- _Exercise brief_:
For this exercise, copy out each line of the material below that includes "Temps".
---------- Input for this task ----------
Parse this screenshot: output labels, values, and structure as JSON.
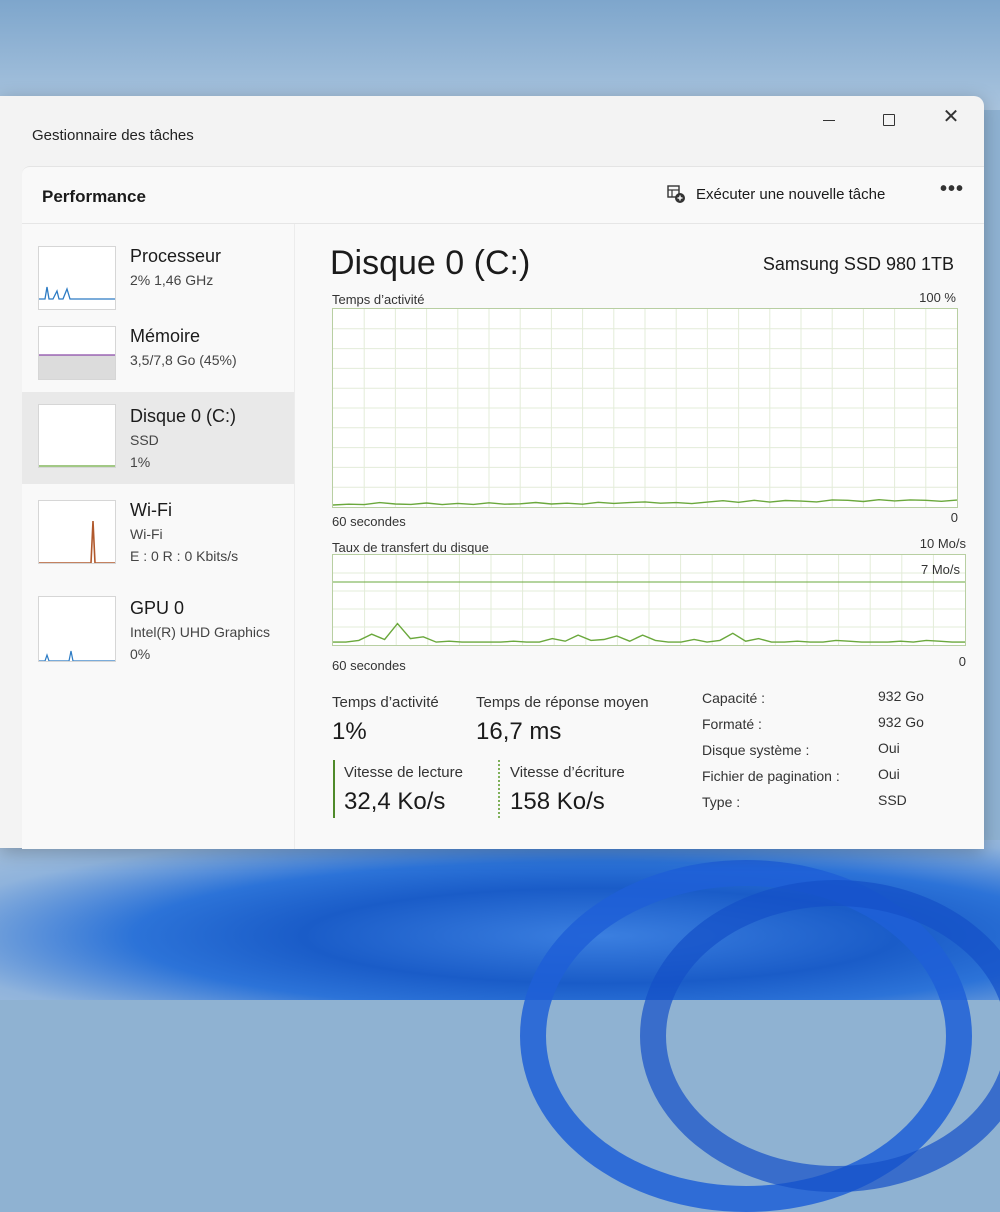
{
  "window": {
    "title": "Gestionnaire des tâches"
  },
  "header": {
    "title": "Performance",
    "run_task_label": "Exécuter une nouvelle tâche",
    "more_label": "•••"
  },
  "sidebar": {
    "items": [
      {
        "name": "Processeur",
        "sub1": "2% 1,46 GHz",
        "sub2": ""
      },
      {
        "name": "Mémoire",
        "sub1": "3,5/7,8 Go (45%)",
        "sub2": ""
      },
      {
        "name": "Disque 0 (C:)",
        "sub1": "SSD",
        "sub2": "1%"
      },
      {
        "name": "Wi-Fi",
        "sub1": "Wi-Fi",
        "sub2": "E : 0 R : 0 Kbits/s"
      },
      {
        "name": "GPU 0",
        "sub1": "Intel(R) UHD Graphics",
        "sub2": "0%"
      }
    ]
  },
  "main": {
    "title": "Disque 0 (C:)",
    "model": "Samsung SSD 980 1TB",
    "activity_graph": {
      "label": "Temps d’activité",
      "max_label": "100 %",
      "time_label": "60 secondes",
      "min_label": "0",
      "values": [
        0,
        0.4,
        0.2,
        1.2,
        0.5,
        0.3,
        1,
        0.2,
        0.8,
        0.3,
        1.1,
        0.4,
        0.6,
        1.3,
        0.5,
        0.9,
        0.4,
        1.4,
        0.8,
        1.2,
        1.6,
        0.9,
        1.2,
        0.7,
        1.5,
        2.2,
        1.4,
        2.4,
        1.5,
        2.3,
        2,
        1.6,
        2.6,
        2.4,
        1.8,
        2.7,
        2.1,
        2.6,
        2.4,
        1.9,
        2.5
      ]
    },
    "transfer_graph": {
      "label": "Taux de transfert du disque",
      "max_label": "10 Mo/s",
      "ref_label": "7 Mo/s",
      "ref_value": 7,
      "time_label": "60 secondes",
      "min_label": "0",
      "values": [
        0.1,
        0.1,
        0.3,
        1,
        0.4,
        2.2,
        0.5,
        0.7,
        0.1,
        0.2,
        0.1,
        0.1,
        0.1,
        0.1,
        0.2,
        0.1,
        0.1,
        0.5,
        0.2,
        0.9,
        0.3,
        0.4,
        0.8,
        0.2,
        0.9,
        0.3,
        0.1,
        0.1,
        0.4,
        0.1,
        0.3,
        1.1,
        0.2,
        0.5,
        0.1,
        0.1,
        0.2,
        0.1,
        0.1,
        0.3,
        0.2,
        0.1,
        0.1,
        0.1,
        0.2,
        0.1,
        0.3,
        0.2,
        0.1,
        0.1
      ]
    },
    "stats": {
      "activity_label": "Temps d’activité",
      "activity_value": "1%",
      "response_label": "Temps de réponse moyen",
      "response_value": "16,7 ms",
      "read_label": "Vitesse de lecture",
      "read_value": "32,4 Ko/s",
      "write_label": "Vitesse d’écriture",
      "write_value": "158 Ko/s"
    },
    "properties": [
      {
        "key": "Capacité :",
        "value": "932 Go"
      },
      {
        "key": "Formaté :",
        "value": "932 Go"
      },
      {
        "key": "Disque système :",
        "value": "Oui"
      },
      {
        "key": "Fichier de pagination :",
        "value": "Oui"
      },
      {
        "key": "Type :",
        "value": "SSD"
      }
    ]
  },
  "colors": {
    "disk_line": "#6aa83c",
    "cpu_line": "#2c7bc4",
    "memory_line": "#8a4aa8",
    "wifi_line": "#b0582c",
    "gpu_line": "#2c7bc4"
  }
}
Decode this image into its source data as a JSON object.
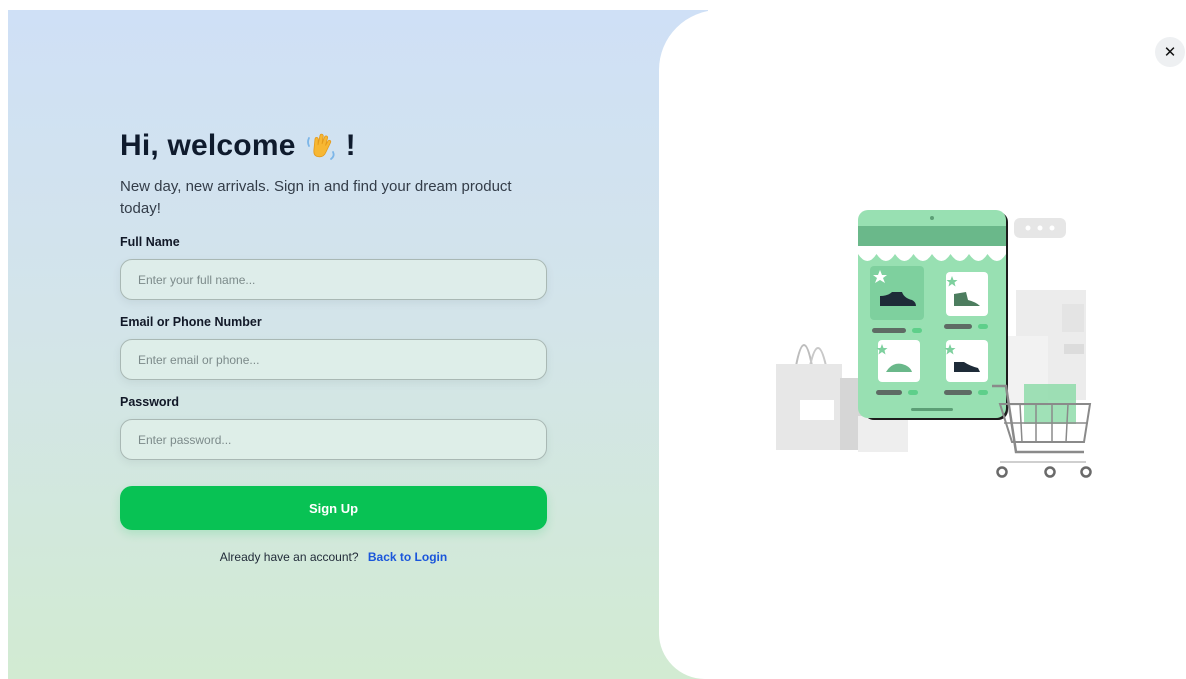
{
  "header": {
    "title": "Hi, welcome",
    "title_suffix": "!",
    "subtitle": "New day, new arrivals. Sign in and find your dream product today!",
    "wave_icon": "waving-hand-icon"
  },
  "form": {
    "full_name": {
      "label": "Full Name",
      "placeholder": "Enter your full name...",
      "value": ""
    },
    "contact": {
      "label": "Email or Phone Number",
      "placeholder": "Enter email or phone...",
      "value": ""
    },
    "password": {
      "label": "Password",
      "placeholder": "Enter password...",
      "value": ""
    },
    "submit_label": "Sign Up"
  },
  "footer": {
    "prompt": "Already have an account?",
    "link_label": "Back to Login"
  },
  "close": {
    "label": "✕",
    "icon": "close-icon"
  },
  "illustration": {
    "icon": "online-store-icon"
  },
  "colors": {
    "accent": "#08c254",
    "link": "#1a56db",
    "illustration_green": "#8fdcaa",
    "gradient_top": "#cfe0f6",
    "gradient_bottom": "#d2ebd2"
  }
}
----------
- _Result for this task_:
      "label": "Temps d’activité",
      "activity_label": "Temps d’activité",
      "response_label": "Temps de réponse moyen",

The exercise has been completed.